GOAL OF THE EXERCISE: Copy each line below exactly and leave the pictures out.

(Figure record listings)
§ §
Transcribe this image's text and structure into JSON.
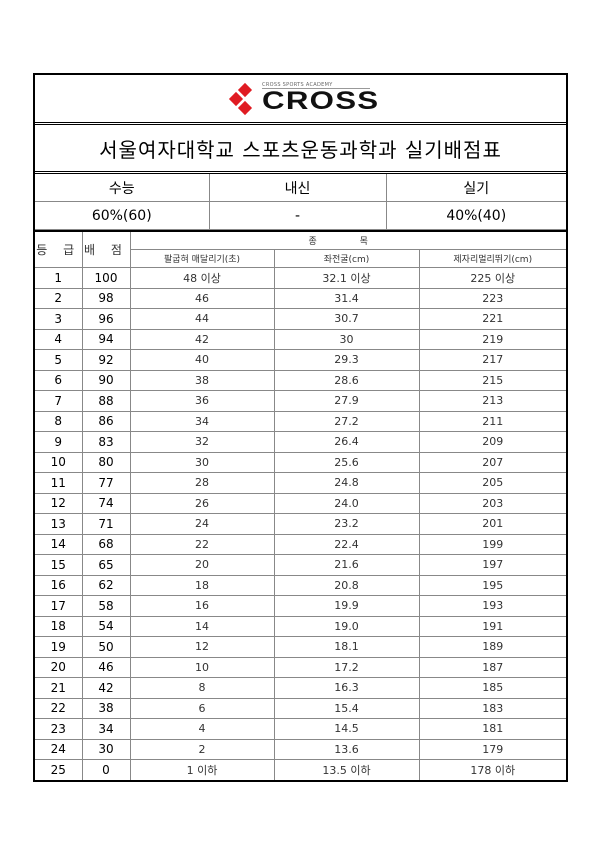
{
  "logo": {
    "tagline": "CROSS SPORTS ACADEMY",
    "name": "CROSS",
    "color": "#e01b22"
  },
  "title": "서울여자대학교 스포츠운동과학과 실기배점표",
  "ratio": {
    "headers": [
      "수능",
      "내신",
      "실기"
    ],
    "values": [
      "60%(60)",
      "-",
      "40%(40)"
    ]
  },
  "table": {
    "grade_header": "등 급",
    "score_header": "배 점",
    "events_header": "종 목",
    "events": [
      "팔굽혀 매달리기(초)",
      "좌전굴(cm)",
      "제자리멀리뛰기(cm)"
    ],
    "rows": [
      [
        "1",
        "100",
        "48 이상",
        "32.1 이상",
        "225 이상"
      ],
      [
        "2",
        "98",
        "46",
        "31.4",
        "223"
      ],
      [
        "3",
        "96",
        "44",
        "30.7",
        "221"
      ],
      [
        "4",
        "94",
        "42",
        "30",
        "219"
      ],
      [
        "5",
        "92",
        "40",
        "29.3",
        "217"
      ],
      [
        "6",
        "90",
        "38",
        "28.6",
        "215"
      ],
      [
        "7",
        "88",
        "36",
        "27.9",
        "213"
      ],
      [
        "8",
        "86",
        "34",
        "27.2",
        "211"
      ],
      [
        "9",
        "83",
        "32",
        "26.4",
        "209"
      ],
      [
        "10",
        "80",
        "30",
        "25.6",
        "207"
      ],
      [
        "11",
        "77",
        "28",
        "24.8",
        "205"
      ],
      [
        "12",
        "74",
        "26",
        "24.0",
        "203"
      ],
      [
        "13",
        "71",
        "24",
        "23.2",
        "201"
      ],
      [
        "14",
        "68",
        "22",
        "22.4",
        "199"
      ],
      [
        "15",
        "65",
        "20",
        "21.6",
        "197"
      ],
      [
        "16",
        "62",
        "18",
        "20.8",
        "195"
      ],
      [
        "17",
        "58",
        "16",
        "19.9",
        "193"
      ],
      [
        "18",
        "54",
        "14",
        "19.0",
        "191"
      ],
      [
        "19",
        "50",
        "12",
        "18.1",
        "189"
      ],
      [
        "20",
        "46",
        "10",
        "17.2",
        "187"
      ],
      [
        "21",
        "42",
        "8",
        "16.3",
        "185"
      ],
      [
        "22",
        "38",
        "6",
        "15.4",
        "183"
      ],
      [
        "23",
        "34",
        "4",
        "14.5",
        "181"
      ],
      [
        "24",
        "30",
        "2",
        "13.6",
        "179"
      ],
      [
        "25",
        "0",
        "1 이하",
        "13.5 이하",
        "178 이하"
      ]
    ]
  }
}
§ §
EXERCISE RESULT:
Transcribe this image's text and structure into JSON.
{
  "logo": {
    "tagline": "CROSS SPORTS ACADEMY",
    "name": "CROSS",
    "color": "#e01b22"
  },
  "title": "서울여자대학교 스포츠운동과학과 실기배점표",
  "ratio": {
    "headers": [
      "수능",
      "내신",
      "실기"
    ],
    "values": [
      "60%(60)",
      "-",
      "40%(40)"
    ]
  },
  "table": {
    "grade_header": "등 급",
    "score_header": "배 점",
    "events_header": "종 목",
    "events": [
      "팔굽혀 매달리기(초)",
      "좌전굴(cm)",
      "제자리멀리뛰기(cm)"
    ],
    "rows": [
      [
        "1",
        "100",
        "48 이상",
        "32.1 이상",
        "225 이상"
      ],
      [
        "2",
        "98",
        "46",
        "31.4",
        "223"
      ],
      [
        "3",
        "96",
        "44",
        "30.7",
        "221"
      ],
      [
        "4",
        "94",
        "42",
        "30",
        "219"
      ],
      [
        "5",
        "92",
        "40",
        "29.3",
        "217"
      ],
      [
        "6",
        "90",
        "38",
        "28.6",
        "215"
      ],
      [
        "7",
        "88",
        "36",
        "27.9",
        "213"
      ],
      [
        "8",
        "86",
        "34",
        "27.2",
        "211"
      ],
      [
        "9",
        "83",
        "32",
        "26.4",
        "209"
      ],
      [
        "10",
        "80",
        "30",
        "25.6",
        "207"
      ],
      [
        "11",
        "77",
        "28",
        "24.8",
        "205"
      ],
      [
        "12",
        "74",
        "26",
        "24.0",
        "203"
      ],
      [
        "13",
        "71",
        "24",
        "23.2",
        "201"
      ],
      [
        "14",
        "68",
        "22",
        "22.4",
        "199"
      ],
      [
        "15",
        "65",
        "20",
        "21.6",
        "197"
      ],
      [
        "16",
        "62",
        "18",
        "20.8",
        "195"
      ],
      [
        "17",
        "58",
        "16",
        "19.9",
        "193"
      ],
      [
        "18",
        "54",
        "14",
        "19.0",
        "191"
      ],
      [
        "19",
        "50",
        "12",
        "18.1",
        "189"
      ],
      [
        "20",
        "46",
        "10",
        "17.2",
        "187"
      ],
      [
        "21",
        "42",
        "8",
        "16.3",
        "185"
      ],
      [
        "22",
        "38",
        "6",
        "15.4",
        "183"
      ],
      [
        "23",
        "34",
        "4",
        "14.5",
        "181"
      ],
      [
        "24",
        "30",
        "2",
        "13.6",
        "179"
      ],
      [
        "25",
        "0",
        "1 이하",
        "13.5 이하",
        "178 이하"
      ]
    ]
  }
}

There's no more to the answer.